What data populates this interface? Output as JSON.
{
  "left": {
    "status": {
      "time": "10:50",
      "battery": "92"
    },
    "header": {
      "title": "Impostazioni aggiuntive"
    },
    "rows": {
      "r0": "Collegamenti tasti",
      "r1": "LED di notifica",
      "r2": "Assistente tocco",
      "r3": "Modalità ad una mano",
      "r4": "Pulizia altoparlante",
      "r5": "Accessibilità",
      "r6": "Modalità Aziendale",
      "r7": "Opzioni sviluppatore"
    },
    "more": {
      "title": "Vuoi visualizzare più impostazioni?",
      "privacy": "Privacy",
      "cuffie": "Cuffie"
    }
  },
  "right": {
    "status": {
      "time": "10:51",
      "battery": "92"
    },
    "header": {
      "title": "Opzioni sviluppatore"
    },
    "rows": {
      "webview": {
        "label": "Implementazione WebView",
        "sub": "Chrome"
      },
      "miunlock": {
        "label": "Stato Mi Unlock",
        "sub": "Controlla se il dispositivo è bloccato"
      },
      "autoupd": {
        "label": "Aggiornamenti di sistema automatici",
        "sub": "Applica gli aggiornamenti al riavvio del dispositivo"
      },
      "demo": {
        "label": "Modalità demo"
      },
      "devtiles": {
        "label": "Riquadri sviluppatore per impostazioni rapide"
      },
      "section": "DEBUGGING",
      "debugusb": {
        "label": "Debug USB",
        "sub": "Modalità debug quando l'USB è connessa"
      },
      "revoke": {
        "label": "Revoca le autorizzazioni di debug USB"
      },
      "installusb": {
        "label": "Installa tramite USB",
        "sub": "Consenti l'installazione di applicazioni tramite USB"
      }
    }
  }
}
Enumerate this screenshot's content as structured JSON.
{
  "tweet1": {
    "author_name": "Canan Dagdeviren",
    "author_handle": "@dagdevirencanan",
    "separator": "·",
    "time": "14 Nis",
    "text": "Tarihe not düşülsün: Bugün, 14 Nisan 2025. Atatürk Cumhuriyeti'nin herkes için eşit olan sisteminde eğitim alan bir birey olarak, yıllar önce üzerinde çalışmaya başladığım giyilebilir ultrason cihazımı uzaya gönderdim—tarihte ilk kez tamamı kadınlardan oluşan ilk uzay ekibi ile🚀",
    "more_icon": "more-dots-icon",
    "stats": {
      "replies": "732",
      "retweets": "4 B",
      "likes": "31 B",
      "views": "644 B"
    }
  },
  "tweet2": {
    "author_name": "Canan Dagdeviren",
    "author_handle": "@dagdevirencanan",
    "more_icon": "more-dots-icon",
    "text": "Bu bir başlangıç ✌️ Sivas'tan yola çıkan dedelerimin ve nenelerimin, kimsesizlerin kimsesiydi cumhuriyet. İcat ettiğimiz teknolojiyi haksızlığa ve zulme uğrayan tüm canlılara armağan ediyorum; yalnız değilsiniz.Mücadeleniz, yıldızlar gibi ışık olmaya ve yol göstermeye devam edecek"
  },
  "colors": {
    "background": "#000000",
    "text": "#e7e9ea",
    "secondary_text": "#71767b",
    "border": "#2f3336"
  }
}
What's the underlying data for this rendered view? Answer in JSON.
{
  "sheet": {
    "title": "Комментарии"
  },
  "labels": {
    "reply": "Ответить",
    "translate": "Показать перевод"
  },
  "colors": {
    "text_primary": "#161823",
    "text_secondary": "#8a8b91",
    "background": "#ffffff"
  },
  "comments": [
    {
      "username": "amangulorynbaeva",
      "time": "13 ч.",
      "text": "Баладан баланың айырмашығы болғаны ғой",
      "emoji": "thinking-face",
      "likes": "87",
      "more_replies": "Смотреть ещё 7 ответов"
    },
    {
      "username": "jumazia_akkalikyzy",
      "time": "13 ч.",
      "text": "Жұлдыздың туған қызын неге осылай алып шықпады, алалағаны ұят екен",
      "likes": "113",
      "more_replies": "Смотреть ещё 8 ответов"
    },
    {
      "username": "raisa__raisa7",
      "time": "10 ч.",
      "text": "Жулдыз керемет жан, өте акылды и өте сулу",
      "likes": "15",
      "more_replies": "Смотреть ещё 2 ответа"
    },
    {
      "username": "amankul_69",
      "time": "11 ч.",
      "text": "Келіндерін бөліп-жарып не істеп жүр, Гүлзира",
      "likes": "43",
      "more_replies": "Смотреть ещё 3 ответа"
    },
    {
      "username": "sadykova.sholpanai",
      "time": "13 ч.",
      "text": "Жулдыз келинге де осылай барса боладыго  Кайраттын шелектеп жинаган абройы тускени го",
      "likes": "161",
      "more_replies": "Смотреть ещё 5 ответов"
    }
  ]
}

···

• **WHAT IS EXPECTED**
Take the entries and copy them out exactly.

• **FINISHED EXERCISE**
What data populates this interface? Output as JSON.
{
  "left": {
    "status": {
      "time": "10:50",
      "battery": "92"
    },
    "header": {
      "title": "Impostazioni aggiuntive"
    },
    "rows": {
      "r0": "Collegamenti tasti",
      "r1": "LED di notifica",
      "r2": "Assistente tocco",
      "r3": "Modalità ad una mano",
      "r4": "Pulizia altoparlante",
      "r5": "Accessibilità",
      "r6": "Modalità Aziendale",
      "r7": "Opzioni sviluppatore"
    },
    "more": {
      "title": "Vuoi visualizzare più impostazioni?",
      "privacy": "Privacy",
      "cuffie": "Cuffie"
    }
  },
  "right": {
    "status": {
      "time": "10:51",
      "battery": "92"
    },
    "header": {
      "title": "Opzioni sviluppatore"
    },
    "rows": {
      "webview": {
        "label": "Implementazione WebView",
        "sub": "Chrome"
      },
      "miunlock": {
        "label": "Stato Mi Unlock",
        "sub": "Controlla se il dispositivo è bloccato"
      },
      "autoupd": {
        "label": "Aggiornamenti di sistema automatici",
        "sub": "Applica gli aggiornamenti al riavvio del dispositivo"
      },
      "demo": {
        "label": "Modalità demo"
      },
      "devtiles": {
        "label": "Riquadri sviluppatore per impostazioni rapide"
      },
      "section": "DEBUGGING",
      "debugusb": {
        "label": "Debug USB",
        "sub": "Modalità debug quando l'USB è connessa"
      },
      "revoke": {
        "label": "Revoca le autorizzazioni di debug USB"
      },
      "installusb": {
        "label": "Installa tramite USB",
        "sub": "Consenti l'installazione di applicazioni tramite USB"
      }
    }
  }
}
Enumerate this screenshot's content as structured JSON.
{
  "tweet1": {
    "author_name": "Canan Dagdeviren",
    "author_handle": "@dagdevirencanan",
    "separator": "·",
    "time": "14 Nis",
    "text": "Tarihe not düşülsün: Bugün, 14 Nisan 2025. Atatürk Cumhuriyeti'nin herkes için eşit olan sisteminde eğitim alan bir birey olarak, yıllar önce üzerinde çalışmaya başladığım giyilebilir ultrason cihazımı uzaya gönderdim—tarihte ilk kez tamamı kadınlardan oluşan ilk uzay ekibi ile🚀",
    "more_icon": "more-dots-icon",
    "stats": {
      "replies": "732",
      "retweets": "4 B",
      "likes": "31 B",
      "views": "644 B"
    }
  },
  "tweet2": {
    "author_name": "Canan Dagdeviren",
    "author_handle": "@dagdevirencanan",
    "more_icon": "more-dots-icon",
    "text": "Bu bir başlangıç ✌️ Sivas'tan yola çıkan dedelerimin ve nenelerimin, kimsesizlerin kimsesiydi cumhuriyet. İcat ettiğimiz teknolojiyi haksızlığa ve zulme uğrayan tüm canlılara armağan ediyorum; yalnız değilsiniz.Mücadeleniz, yıldızlar gibi ışık olmaya ve yol göstermeye devam edecek"
  },
  "colors": {
    "background": "#000000",
    "text": "#e7e9ea",
    "secondary_text": "#71767b",
    "border": "#2f3336"
  }
}
What's the underlying data for this rendered view? Answer in JSON.
{
  "sheet": {
    "title": "Комментарии"
  },
  "labels": {
    "reply": "Ответить",
    "translate": "Показать перевод"
  },
  "colors": {
    "text_primary": "#161823",
    "text_secondary": "#8a8b91",
    "background": "#ffffff"
  },
  "comments": [
    {
      "username": "amangulorynbaeva",
      "time": "13 ч.",
      "text": "Баладан баланың айырмашығы болғаны ғой",
      "emoji": "thinking-face",
      "likes": "87",
      "more_replies": "Смотреть ещё 7 ответов"
    },
    {
      "username": "jumazia_akkalikyzy",
      "time": "13 ч.",
      "text": "Жұлдыздың туған қызын неге осылай алып шықпады, алалағаны ұят екен",
      "likes": "113",
      "more_replies": "Смотреть ещё 8 ответов"
    },
    {
      "username": "raisa__raisa7",
      "time": "10 ч.",
      "text": "Жулдыз керемет жан, өте акылды и өте сулу",
      "likes": "15",
      "more_replies": "Смотреть ещё 2 ответа"
    },
    {
      "username": "amankul_69",
      "time": "11 ч.",
      "text": "Келіндерін бөліп-жарып не істеп жүр, Гүлзира",
      "likes": "43",
      "more_replies": "Смотреть ещё 3 ответа"
    },
    {
      "username": "sadykova.sholpanai",
      "time": "13 ч.",
      "text": "Жулдыз келинге де осылай барса боладыго  Кайраттын шелектеп жинаган абройы тускени го",
      "likes": "161",
      "more_replies": "Смотреть ещё 5 ответов"
    }
  ]
}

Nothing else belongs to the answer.